DATASET RECORDS |
▶
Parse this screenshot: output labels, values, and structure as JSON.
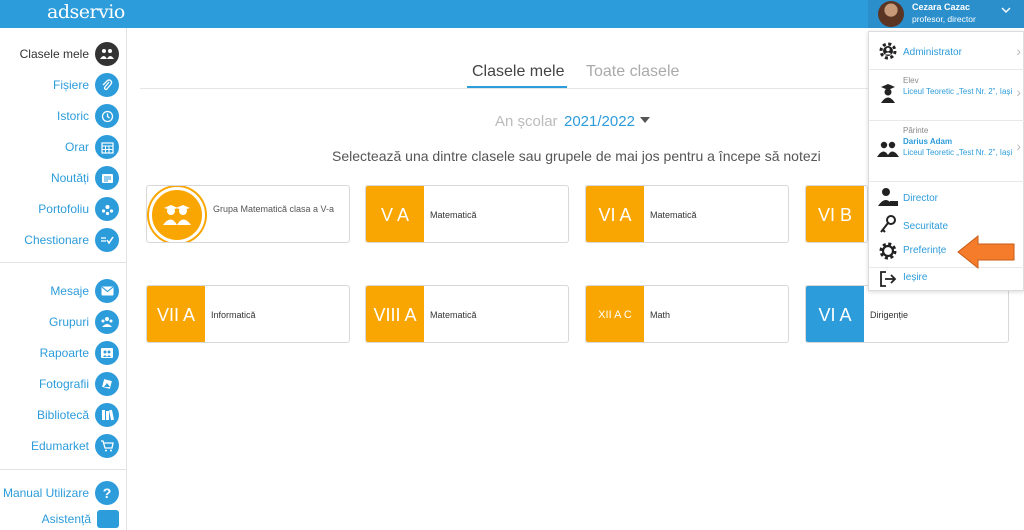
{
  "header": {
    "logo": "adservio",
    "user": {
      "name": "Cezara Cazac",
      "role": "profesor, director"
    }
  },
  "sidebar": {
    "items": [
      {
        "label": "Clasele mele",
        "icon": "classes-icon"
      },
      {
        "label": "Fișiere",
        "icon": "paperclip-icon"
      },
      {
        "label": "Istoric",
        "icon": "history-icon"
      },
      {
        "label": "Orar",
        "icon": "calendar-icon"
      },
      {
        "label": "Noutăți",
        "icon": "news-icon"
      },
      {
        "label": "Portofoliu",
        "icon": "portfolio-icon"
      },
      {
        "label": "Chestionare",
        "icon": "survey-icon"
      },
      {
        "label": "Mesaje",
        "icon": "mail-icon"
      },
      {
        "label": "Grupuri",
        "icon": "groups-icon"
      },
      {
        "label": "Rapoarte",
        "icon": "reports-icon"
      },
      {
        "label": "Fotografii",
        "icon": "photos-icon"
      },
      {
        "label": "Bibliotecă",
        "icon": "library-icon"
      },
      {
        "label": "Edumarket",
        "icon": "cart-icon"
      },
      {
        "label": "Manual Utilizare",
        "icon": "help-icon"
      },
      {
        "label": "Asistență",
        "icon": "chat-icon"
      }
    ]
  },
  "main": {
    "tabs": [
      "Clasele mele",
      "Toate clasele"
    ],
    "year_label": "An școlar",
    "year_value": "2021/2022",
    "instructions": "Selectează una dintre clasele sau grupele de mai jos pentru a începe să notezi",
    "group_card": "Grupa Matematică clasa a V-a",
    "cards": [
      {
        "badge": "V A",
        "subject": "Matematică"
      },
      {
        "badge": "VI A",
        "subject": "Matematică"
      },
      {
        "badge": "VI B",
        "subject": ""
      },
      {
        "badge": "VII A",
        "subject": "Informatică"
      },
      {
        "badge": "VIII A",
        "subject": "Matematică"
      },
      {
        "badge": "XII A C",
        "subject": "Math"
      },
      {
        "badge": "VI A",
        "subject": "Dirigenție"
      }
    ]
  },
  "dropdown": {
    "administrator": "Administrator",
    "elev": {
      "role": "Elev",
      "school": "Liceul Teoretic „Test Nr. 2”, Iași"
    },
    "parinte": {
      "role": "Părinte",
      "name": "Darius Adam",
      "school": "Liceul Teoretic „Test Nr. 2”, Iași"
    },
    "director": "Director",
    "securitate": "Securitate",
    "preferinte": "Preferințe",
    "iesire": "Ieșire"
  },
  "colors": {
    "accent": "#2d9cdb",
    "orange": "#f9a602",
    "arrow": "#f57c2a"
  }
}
◀
Search the material above for "badge". Pull out each line where it shows up.

        "badge": "V A",
        "badge": "VI A",
        "badge": "VI B",
        "badge": "VII A",
        "badge": "VIII A",
        "badge": "XII A C",
        "badge": "VI A",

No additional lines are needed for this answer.